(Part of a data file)
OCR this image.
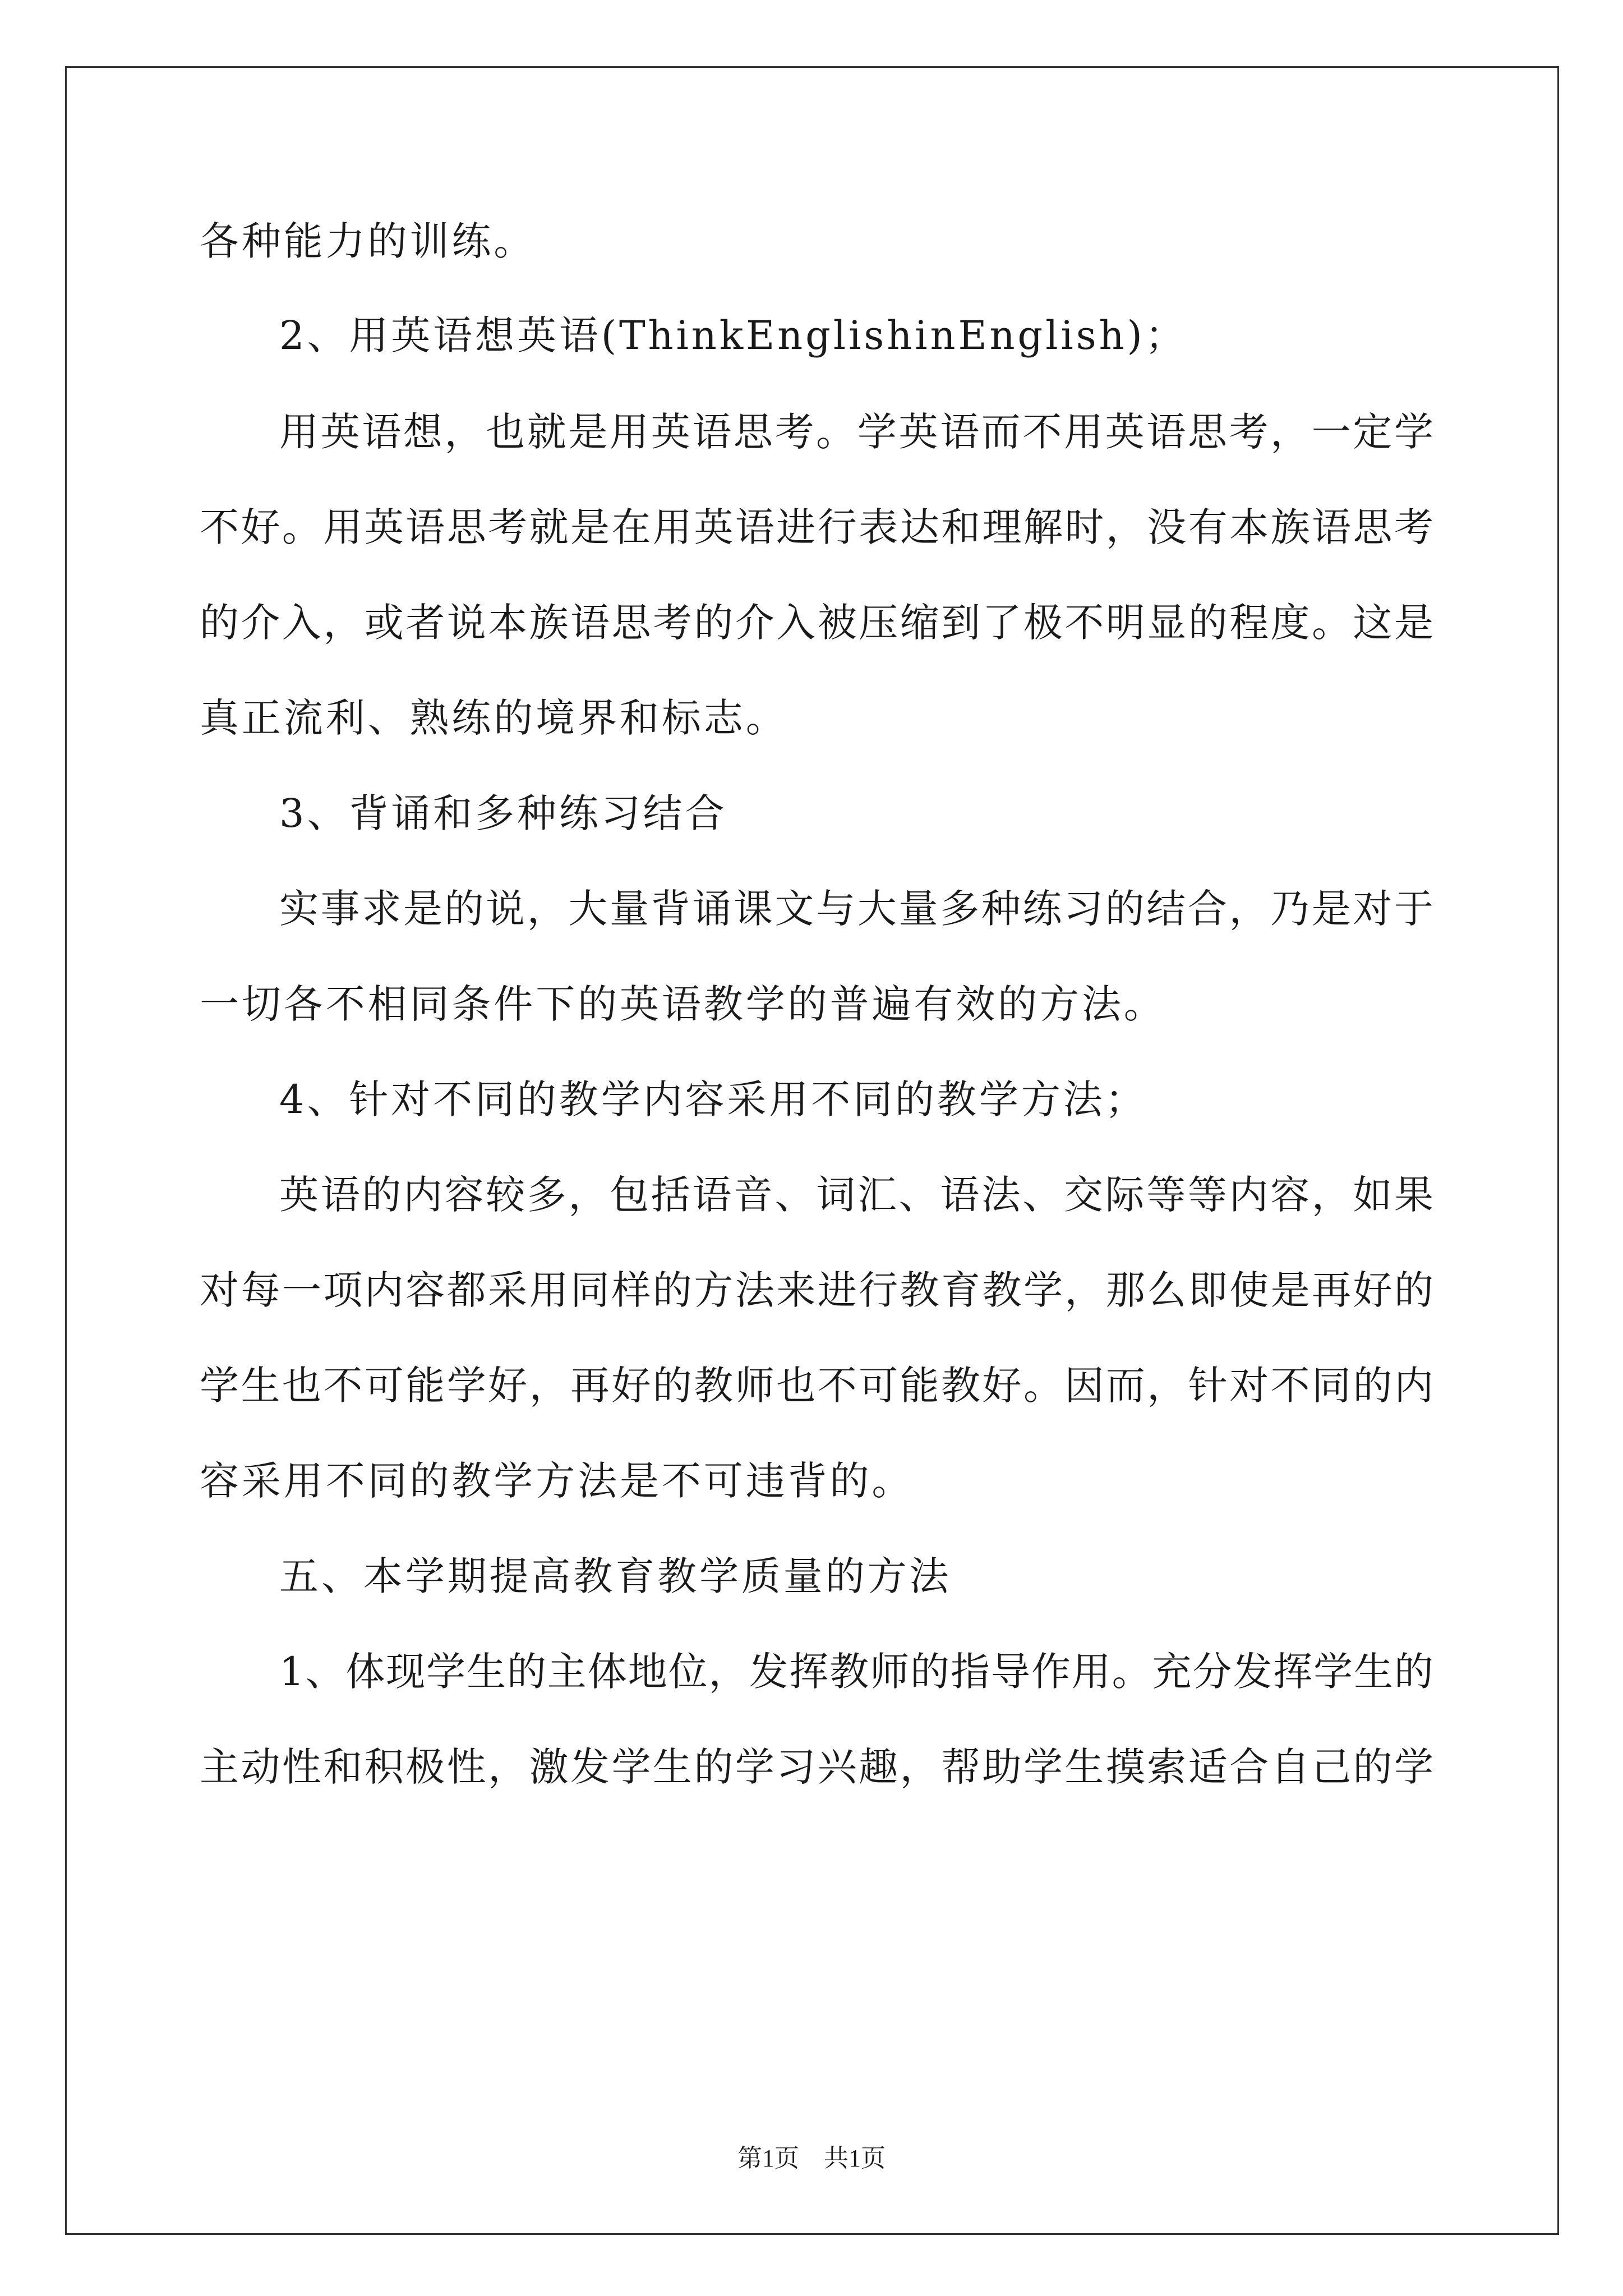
各种能力的训练。
2、用英语想英语(ThinkEnglishinEnglish)；
用英语想，也就是用英语思考。学英语而不用英语思考，一定学
不好。用英语思考就是在用英语进行表达和理解时，没有本族语思考
的介入，或者说本族语思考的介入被压缩到了极不明显的程度。这是
真正流利、熟练的境界和标志。
3、背诵和多种练习结合
实事求是的说，大量背诵课文与大量多种练习的结合，乃是对于
一切各不相同条件下的英语教学的普遍有效的方法。
4、针对不同的教学内容采用不同的教学方法；
英语的内容较多，包括语音、词汇、语法、交际等等内容，如果
对每一项内容都采用同样的方法来进行教育教学，那么即使是再好的
学生也不可能学好，再好的教师也不可能教好。因而，针对不同的内
容采用不同的教学方法是不可违背的。
五、本学期提高教育教学质量的方法
1、体现学生的主体地位，发挥教师的指导作用。充分发挥学生的
主动性和积极性，激发学生的学习兴趣，帮助学生摸索适合自己的学
第1页　共1页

→ **Requirements**:
All of the lines above should be printed exactly, minus the pictures.

→ **Answer to this task**:
OCR this image.
各种能力的训练。
2、用英语想英语(ThinkEnglishinEnglish)；
用英语想，也就是用英语思考。学英语而不用英语思考，一定学
不好。用英语思考就是在用英语进行表达和理解时，没有本族语思考
的介入，或者说本族语思考的介入被压缩到了极不明显的程度。这是
真正流利、熟练的境界和标志。
3、背诵和多种练习结合
实事求是的说，大量背诵课文与大量多种练习的结合，乃是对于
一切各不相同条件下的英语教学的普遍有效的方法。
4、针对不同的教学内容采用不同的教学方法；
英语的内容较多，包括语音、词汇、语法、交际等等内容，如果
对每一项内容都采用同样的方法来进行教育教学，那么即使是再好的
学生也不可能学好，再好的教师也不可能教好。因而，针对不同的内
容采用不同的教学方法是不可违背的。
五、本学期提高教育教学质量的方法
1、体现学生的主体地位，发挥教师的指导作用。充分发挥学生的
主动性和积极性，激发学生的学习兴趣，帮助学生摸索适合自己的学
第1页　共1页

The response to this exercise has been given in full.